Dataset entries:
********************
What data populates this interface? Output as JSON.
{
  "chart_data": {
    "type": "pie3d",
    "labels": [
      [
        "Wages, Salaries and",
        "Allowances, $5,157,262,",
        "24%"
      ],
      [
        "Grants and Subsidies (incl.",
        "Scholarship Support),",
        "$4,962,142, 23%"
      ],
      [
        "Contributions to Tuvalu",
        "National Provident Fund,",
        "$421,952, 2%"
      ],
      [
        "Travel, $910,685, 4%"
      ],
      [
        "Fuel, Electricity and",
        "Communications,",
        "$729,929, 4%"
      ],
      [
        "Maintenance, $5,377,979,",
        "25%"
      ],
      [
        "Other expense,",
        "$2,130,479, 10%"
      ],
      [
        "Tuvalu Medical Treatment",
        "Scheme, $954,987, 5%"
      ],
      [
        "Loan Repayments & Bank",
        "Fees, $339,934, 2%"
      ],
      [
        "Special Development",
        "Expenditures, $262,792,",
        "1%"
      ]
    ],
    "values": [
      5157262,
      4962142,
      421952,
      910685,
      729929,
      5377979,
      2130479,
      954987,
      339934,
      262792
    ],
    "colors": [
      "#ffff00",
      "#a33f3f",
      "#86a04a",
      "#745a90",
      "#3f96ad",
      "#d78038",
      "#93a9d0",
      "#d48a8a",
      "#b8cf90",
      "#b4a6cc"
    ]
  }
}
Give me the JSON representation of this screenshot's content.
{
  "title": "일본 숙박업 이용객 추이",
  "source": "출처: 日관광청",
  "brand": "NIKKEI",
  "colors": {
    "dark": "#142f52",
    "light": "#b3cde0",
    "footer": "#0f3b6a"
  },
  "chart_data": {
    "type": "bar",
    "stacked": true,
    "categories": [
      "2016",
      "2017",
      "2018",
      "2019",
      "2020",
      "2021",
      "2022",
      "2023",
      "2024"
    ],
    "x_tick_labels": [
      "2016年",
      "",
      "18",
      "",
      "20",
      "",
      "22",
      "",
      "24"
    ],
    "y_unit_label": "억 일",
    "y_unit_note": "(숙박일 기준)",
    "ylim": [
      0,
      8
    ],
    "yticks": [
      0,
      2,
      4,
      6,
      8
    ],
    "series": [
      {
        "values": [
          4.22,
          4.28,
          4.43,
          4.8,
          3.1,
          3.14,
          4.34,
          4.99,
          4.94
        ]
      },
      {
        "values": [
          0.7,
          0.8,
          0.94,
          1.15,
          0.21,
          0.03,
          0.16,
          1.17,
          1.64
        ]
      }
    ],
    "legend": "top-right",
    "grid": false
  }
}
********************
### Exercise
Exactly as written above, please repeat the entries.

### Output for this task
What data populates this interface? Output as JSON.
{
  "chart_data": {
    "type": "pie3d",
    "labels": [
      [
        "Wages, Salaries and",
        "Allowances, $5,157,262,",
        "24%"
      ],
      [
        "Grants and Subsidies (incl.",
        "Scholarship Support),",
        "$4,962,142, 23%"
      ],
      [
        "Contributions to Tuvalu",
        "National Provident Fund,",
        "$421,952, 2%"
      ],
      [
        "Travel, $910,685, 4%"
      ],
      [
        "Fuel, Electricity and",
        "Communications,",
        "$729,929, 4%"
      ],
      [
        "Maintenance, $5,377,979,",
        "25%"
      ],
      [
        "Other expense,",
        "$2,130,479, 10%"
      ],
      [
        "Tuvalu Medical Treatment",
        "Scheme, $954,987, 5%"
      ],
      [
        "Loan Repayments & Bank",
        "Fees, $339,934, 2%"
      ],
      [
        "Special Development",
        "Expenditures, $262,792,",
        "1%"
      ]
    ],
    "values": [
      5157262,
      4962142,
      421952,
      910685,
      729929,
      5377979,
      2130479,
      954987,
      339934,
      262792
    ],
    "colors": [
      "#ffff00",
      "#a33f3f",
      "#86a04a",
      "#745a90",
      "#3f96ad",
      "#d78038",
      "#93a9d0",
      "#d48a8a",
      "#b8cf90",
      "#b4a6cc"
    ]
  }
}
Give me the JSON representation of this screenshot's content.
{
  "title": "일본 숙박업 이용객 추이",
  "source": "출처: 日관광청",
  "brand": "NIKKEI",
  "colors": {
    "dark": "#142f52",
    "light": "#b3cde0",
    "footer": "#0f3b6a"
  },
  "chart_data": {
    "type": "bar",
    "stacked": true,
    "categories": [
      "2016",
      "2017",
      "2018",
      "2019",
      "2020",
      "2021",
      "2022",
      "2023",
      "2024"
    ],
    "x_tick_labels": [
      "2016年",
      "",
      "18",
      "",
      "20",
      "",
      "22",
      "",
      "24"
    ],
    "y_unit_label": "억 일",
    "y_unit_note": "(숙박일 기준)",
    "ylim": [
      0,
      8
    ],
    "yticks": [
      0,
      2,
      4,
      6,
      8
    ],
    "series": [
      {
        "values": [
          4.22,
          4.28,
          4.43,
          4.8,
          3.1,
          3.14,
          4.34,
          4.99,
          4.94
        ]
      },
      {
        "values": [
          0.7,
          0.8,
          0.94,
          1.15,
          0.21,
          0.03,
          0.16,
          1.17,
          1.64
        ]
      }
    ],
    "legend": "top-right",
    "grid": false
  }
}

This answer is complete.